Requirement:
Your answer should be a single number: the count of lines that include "qvend".

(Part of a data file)

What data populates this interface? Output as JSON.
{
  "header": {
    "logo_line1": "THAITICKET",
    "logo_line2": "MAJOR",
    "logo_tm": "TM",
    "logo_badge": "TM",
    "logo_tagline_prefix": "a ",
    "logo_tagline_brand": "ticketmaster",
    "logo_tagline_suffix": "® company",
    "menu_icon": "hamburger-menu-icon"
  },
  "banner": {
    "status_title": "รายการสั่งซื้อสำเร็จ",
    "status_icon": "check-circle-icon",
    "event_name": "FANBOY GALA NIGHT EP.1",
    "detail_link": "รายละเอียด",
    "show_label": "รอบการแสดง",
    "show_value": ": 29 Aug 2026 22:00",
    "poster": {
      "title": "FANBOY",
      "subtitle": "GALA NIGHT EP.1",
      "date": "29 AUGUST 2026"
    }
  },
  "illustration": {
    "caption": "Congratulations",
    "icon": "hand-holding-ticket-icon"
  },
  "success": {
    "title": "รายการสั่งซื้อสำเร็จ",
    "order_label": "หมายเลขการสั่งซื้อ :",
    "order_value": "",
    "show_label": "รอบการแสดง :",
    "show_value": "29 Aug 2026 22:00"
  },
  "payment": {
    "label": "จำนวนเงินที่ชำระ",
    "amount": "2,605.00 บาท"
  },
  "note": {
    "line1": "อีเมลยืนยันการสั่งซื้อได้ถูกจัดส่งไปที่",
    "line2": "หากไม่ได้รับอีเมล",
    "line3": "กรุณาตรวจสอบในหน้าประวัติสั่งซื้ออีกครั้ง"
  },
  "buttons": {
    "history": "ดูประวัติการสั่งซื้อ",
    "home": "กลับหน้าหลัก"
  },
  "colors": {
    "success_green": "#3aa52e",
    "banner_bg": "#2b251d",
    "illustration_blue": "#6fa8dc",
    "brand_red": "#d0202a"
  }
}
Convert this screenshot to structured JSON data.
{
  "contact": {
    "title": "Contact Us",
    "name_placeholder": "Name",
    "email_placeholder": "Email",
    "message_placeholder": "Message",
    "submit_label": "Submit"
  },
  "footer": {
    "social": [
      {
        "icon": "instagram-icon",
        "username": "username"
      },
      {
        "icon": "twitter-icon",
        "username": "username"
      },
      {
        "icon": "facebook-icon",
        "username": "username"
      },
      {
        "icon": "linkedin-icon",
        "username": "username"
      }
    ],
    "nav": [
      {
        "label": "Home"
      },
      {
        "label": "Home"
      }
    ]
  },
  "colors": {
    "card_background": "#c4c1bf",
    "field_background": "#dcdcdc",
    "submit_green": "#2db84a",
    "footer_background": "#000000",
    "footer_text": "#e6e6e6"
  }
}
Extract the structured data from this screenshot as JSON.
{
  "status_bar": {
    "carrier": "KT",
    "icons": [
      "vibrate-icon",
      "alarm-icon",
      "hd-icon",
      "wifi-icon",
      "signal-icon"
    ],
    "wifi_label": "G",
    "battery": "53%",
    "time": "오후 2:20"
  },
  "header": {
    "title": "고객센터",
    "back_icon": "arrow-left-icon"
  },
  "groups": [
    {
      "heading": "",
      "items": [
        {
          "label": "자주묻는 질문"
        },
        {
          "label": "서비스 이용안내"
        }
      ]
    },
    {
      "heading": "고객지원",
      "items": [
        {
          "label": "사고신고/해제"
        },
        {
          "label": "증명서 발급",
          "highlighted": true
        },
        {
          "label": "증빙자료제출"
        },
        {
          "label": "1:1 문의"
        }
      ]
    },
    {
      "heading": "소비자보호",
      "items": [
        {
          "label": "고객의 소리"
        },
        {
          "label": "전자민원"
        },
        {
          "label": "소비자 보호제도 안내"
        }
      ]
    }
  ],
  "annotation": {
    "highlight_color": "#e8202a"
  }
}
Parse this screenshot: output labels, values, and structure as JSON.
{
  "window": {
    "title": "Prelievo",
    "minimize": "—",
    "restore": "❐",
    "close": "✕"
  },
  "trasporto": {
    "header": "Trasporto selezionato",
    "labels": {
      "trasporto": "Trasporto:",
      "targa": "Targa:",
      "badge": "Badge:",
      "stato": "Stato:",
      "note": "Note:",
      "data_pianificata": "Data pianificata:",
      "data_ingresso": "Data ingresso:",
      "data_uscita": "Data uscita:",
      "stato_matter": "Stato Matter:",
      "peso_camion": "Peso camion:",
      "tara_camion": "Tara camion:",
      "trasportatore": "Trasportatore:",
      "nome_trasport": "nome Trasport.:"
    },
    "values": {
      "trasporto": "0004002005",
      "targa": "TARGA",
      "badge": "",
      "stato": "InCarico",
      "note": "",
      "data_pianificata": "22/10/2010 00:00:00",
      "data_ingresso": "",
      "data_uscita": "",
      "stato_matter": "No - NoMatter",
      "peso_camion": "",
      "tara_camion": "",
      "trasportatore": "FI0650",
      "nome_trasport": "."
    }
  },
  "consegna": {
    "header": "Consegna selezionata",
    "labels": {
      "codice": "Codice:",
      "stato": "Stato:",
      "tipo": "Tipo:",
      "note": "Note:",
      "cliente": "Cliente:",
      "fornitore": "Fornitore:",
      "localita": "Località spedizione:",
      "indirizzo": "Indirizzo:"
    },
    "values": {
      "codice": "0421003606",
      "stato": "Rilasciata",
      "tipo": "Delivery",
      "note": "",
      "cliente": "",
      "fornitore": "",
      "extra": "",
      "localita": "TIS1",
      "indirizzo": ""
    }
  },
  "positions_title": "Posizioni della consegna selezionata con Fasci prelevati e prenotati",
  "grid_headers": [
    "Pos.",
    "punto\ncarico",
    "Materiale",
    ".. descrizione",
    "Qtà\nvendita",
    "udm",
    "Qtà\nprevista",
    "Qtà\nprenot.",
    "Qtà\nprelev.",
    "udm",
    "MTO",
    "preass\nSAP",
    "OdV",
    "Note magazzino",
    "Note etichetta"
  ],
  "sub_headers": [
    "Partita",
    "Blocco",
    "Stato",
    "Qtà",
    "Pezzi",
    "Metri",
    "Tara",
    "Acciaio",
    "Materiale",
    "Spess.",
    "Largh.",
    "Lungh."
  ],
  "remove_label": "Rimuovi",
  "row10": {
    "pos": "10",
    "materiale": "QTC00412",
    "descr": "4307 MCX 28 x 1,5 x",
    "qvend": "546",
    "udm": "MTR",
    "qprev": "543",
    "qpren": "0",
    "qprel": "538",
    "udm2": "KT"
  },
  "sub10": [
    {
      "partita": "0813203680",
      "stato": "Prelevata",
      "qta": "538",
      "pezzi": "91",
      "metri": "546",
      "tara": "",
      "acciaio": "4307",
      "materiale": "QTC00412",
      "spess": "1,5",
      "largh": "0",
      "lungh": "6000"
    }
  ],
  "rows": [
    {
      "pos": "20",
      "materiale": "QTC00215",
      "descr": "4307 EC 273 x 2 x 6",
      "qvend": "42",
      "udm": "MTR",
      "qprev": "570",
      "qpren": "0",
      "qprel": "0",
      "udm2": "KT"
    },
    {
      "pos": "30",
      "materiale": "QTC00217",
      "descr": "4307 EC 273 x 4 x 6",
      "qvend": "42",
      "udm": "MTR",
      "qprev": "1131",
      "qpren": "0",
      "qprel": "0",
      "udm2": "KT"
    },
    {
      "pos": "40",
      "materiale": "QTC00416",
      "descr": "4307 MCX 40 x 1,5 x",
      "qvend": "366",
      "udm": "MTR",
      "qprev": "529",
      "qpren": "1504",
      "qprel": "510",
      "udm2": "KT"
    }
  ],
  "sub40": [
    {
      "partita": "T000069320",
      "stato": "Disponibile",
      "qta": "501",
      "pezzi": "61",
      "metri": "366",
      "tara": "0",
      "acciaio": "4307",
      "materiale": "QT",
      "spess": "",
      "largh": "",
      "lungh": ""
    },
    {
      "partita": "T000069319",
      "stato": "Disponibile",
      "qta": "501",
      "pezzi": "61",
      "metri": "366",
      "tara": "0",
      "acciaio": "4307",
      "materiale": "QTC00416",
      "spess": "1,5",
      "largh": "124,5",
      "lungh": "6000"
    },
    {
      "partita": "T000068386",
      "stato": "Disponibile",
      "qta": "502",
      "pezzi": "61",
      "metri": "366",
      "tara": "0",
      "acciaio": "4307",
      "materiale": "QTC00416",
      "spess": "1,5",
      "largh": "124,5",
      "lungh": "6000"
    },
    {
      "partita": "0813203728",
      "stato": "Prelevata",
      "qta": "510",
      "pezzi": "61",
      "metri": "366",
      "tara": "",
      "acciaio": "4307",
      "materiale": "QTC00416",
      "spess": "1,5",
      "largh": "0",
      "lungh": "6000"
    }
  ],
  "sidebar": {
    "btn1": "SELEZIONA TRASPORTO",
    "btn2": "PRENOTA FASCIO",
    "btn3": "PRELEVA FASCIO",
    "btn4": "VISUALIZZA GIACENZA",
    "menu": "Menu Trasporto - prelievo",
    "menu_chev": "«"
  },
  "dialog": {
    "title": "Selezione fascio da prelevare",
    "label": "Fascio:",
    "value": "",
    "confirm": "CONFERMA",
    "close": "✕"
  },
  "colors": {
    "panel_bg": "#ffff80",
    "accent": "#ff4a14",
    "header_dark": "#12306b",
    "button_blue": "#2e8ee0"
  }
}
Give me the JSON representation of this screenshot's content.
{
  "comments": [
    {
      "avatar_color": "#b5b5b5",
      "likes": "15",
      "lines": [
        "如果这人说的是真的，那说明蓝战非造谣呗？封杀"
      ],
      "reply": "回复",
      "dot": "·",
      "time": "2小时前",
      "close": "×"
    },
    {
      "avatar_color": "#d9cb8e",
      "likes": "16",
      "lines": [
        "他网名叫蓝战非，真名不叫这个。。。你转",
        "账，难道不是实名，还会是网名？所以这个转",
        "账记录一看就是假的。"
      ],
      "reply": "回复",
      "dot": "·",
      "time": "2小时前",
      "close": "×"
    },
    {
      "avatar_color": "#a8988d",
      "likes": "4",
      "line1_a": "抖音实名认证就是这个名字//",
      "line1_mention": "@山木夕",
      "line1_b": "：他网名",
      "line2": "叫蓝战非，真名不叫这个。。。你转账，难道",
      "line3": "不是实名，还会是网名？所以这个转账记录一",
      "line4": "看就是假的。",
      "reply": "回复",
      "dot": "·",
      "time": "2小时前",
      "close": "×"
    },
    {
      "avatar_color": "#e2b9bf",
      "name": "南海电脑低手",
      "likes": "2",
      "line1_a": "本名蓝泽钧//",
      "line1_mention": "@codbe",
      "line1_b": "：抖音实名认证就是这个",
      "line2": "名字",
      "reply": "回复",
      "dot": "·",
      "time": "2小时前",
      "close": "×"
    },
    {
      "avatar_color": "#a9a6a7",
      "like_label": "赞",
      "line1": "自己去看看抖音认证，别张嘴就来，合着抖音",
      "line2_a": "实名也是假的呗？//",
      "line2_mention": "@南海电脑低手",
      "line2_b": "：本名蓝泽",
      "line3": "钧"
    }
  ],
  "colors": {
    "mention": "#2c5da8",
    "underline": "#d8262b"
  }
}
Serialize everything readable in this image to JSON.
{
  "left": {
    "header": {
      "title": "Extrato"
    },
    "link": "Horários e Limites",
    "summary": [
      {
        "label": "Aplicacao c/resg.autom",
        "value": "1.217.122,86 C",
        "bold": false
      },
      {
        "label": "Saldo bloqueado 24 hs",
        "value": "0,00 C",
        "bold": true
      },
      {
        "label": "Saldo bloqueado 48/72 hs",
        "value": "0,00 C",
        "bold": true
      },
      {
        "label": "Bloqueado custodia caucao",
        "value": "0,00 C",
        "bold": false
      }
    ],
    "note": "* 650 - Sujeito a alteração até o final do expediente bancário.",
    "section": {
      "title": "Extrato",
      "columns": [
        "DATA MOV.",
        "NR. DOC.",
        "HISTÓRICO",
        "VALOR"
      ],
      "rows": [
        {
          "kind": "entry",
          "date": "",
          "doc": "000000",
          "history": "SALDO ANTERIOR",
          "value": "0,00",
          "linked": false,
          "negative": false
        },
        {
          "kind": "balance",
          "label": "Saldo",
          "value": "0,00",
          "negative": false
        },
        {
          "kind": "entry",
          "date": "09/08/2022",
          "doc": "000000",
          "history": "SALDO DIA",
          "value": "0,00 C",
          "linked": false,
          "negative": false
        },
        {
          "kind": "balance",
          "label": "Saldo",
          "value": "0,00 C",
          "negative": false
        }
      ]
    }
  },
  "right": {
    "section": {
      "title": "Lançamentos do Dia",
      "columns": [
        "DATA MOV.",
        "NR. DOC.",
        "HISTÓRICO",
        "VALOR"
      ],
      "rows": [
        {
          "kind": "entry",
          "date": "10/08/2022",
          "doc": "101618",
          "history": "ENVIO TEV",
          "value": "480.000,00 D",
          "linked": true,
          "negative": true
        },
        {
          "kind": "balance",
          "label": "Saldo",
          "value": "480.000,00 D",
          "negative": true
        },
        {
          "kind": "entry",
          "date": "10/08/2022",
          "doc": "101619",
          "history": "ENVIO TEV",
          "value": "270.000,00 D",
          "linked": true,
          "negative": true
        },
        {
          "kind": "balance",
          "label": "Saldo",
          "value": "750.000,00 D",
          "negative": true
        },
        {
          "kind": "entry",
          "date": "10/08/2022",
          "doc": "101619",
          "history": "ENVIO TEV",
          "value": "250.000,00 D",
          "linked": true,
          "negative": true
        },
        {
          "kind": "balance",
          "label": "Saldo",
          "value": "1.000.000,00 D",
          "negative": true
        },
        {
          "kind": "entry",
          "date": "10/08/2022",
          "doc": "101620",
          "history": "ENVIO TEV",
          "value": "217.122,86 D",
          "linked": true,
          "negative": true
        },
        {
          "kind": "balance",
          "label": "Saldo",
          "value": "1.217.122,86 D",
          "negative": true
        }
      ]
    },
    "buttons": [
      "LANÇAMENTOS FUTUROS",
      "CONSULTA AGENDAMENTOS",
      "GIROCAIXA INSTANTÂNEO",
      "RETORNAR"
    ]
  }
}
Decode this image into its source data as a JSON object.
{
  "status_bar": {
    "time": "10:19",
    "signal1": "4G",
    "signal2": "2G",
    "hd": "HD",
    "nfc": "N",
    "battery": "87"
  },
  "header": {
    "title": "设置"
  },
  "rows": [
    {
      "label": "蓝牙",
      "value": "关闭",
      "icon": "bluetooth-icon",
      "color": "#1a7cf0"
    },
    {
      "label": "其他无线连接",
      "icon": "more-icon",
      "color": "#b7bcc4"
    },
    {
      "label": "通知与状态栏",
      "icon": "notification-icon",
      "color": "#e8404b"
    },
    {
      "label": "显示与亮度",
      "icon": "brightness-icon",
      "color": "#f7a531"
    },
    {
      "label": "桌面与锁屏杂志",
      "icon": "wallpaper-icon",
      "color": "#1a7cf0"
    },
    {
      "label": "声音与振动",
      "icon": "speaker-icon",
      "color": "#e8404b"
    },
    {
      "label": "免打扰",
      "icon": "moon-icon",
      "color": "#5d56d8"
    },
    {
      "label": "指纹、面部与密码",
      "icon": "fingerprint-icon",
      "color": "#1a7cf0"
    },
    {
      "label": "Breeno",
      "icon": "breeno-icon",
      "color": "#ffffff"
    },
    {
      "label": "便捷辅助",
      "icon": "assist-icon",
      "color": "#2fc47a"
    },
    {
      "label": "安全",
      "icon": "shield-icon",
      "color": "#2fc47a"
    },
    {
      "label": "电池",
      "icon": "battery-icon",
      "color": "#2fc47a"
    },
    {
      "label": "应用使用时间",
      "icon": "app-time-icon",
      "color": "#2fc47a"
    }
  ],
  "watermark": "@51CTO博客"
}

Exercise output:
4